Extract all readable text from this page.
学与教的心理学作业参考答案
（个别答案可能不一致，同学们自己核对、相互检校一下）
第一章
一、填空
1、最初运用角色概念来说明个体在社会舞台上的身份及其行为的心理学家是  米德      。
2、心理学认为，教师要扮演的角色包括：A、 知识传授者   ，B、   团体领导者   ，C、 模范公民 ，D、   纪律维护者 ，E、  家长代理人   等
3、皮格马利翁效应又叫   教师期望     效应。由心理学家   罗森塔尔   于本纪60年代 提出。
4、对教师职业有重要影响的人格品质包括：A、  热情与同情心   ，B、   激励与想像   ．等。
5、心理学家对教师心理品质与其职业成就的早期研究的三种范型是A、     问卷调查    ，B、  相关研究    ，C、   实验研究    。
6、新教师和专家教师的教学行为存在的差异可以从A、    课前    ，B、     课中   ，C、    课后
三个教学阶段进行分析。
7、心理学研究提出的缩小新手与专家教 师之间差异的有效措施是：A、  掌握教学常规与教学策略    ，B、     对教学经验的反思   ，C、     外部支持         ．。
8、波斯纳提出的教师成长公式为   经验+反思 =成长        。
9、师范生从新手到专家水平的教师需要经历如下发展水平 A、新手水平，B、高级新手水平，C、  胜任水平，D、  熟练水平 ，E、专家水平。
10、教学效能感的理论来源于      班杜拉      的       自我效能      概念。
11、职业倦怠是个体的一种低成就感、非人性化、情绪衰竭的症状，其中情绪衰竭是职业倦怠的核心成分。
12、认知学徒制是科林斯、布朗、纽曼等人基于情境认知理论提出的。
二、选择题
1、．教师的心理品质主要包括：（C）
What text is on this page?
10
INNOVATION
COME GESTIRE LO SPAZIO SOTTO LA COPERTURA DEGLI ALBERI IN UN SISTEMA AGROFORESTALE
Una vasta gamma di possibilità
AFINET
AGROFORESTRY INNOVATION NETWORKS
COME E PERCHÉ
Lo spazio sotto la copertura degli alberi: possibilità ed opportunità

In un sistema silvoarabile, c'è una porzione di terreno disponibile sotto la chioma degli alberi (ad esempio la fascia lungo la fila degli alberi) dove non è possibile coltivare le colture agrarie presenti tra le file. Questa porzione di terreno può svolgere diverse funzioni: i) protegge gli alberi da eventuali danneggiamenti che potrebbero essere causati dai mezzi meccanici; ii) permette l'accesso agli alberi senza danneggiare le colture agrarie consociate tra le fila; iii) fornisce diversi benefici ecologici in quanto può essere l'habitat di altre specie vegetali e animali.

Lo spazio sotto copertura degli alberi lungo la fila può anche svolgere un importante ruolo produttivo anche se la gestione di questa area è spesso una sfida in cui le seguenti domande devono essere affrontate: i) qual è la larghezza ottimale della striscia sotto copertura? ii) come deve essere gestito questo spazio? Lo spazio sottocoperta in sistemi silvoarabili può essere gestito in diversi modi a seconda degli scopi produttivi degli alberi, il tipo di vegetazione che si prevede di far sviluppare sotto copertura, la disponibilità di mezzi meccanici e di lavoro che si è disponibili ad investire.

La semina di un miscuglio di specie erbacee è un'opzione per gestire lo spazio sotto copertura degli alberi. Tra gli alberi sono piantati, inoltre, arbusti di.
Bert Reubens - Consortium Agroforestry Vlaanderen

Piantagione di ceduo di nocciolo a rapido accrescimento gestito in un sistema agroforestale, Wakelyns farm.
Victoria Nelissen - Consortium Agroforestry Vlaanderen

JOB: Your task is to collect every line above that contains the word "INNOVATION".

FINISHED EXERCISE:
INNOVATION
AGROFORESTRY INNOVATION NETWORKS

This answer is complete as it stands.